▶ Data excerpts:
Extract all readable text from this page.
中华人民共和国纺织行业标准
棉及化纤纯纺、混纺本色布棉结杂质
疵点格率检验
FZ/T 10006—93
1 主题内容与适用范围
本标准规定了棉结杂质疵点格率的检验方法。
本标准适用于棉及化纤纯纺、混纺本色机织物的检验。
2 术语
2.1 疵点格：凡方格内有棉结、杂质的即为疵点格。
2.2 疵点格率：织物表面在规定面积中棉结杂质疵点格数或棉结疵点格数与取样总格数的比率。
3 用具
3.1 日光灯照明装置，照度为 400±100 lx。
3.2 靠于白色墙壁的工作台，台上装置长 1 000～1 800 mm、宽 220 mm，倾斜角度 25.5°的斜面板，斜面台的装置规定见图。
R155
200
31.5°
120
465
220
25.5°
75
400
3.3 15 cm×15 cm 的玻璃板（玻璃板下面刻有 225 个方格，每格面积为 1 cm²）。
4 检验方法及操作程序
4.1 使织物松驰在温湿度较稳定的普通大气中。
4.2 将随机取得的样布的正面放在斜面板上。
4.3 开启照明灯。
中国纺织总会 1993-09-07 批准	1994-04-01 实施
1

▶ PROBLEM REQUIREMENTS: Reproduce all of the entries word for word.

▶ THE REPLY:
Extract all readable text from this page.
中华人民共和国纺织行业标准
棉及化纤纯纺、混纺本色布棉结杂质
疵点格率检验
FZ/T 10006—93
1 主题内容与适用范围
本标准规定了棉结杂质疵点格率的检验方法。
本标准适用于棉及化纤纯纺、混纺本色机织物的检验。
2 术语
2.1 疵点格：凡方格内有棉结、杂质的即为疵点格。
2.2 疵点格率：织物表面在规定面积中棉结杂质疵点格数或棉结疵点格数与取样总格数的比率。
3 用具
3.1 日光灯照明装置，照度为 400±100 lx。
3.2 靠于白色墙壁的工作台，台上装置长 1 000～1 800 mm、宽 220 mm，倾斜角度 25.5°的斜面板，斜面台的装置规定见图。
R155
200
31.5°
120
465
220
25.5°
75
400
3.3 15 cm×15 cm 的玻璃板（玻璃板下面刻有 225 个方格，每格面积为 1 cm²）。
4 检验方法及操作程序
4.1 使织物松驰在温湿度较稳定的普通大气中。
4.2 将随机取得的样布的正面放在斜面板上。
4.3 开启照明灯。
中国纺织总会 1993-09-07 批准	1994-04-01 实施
1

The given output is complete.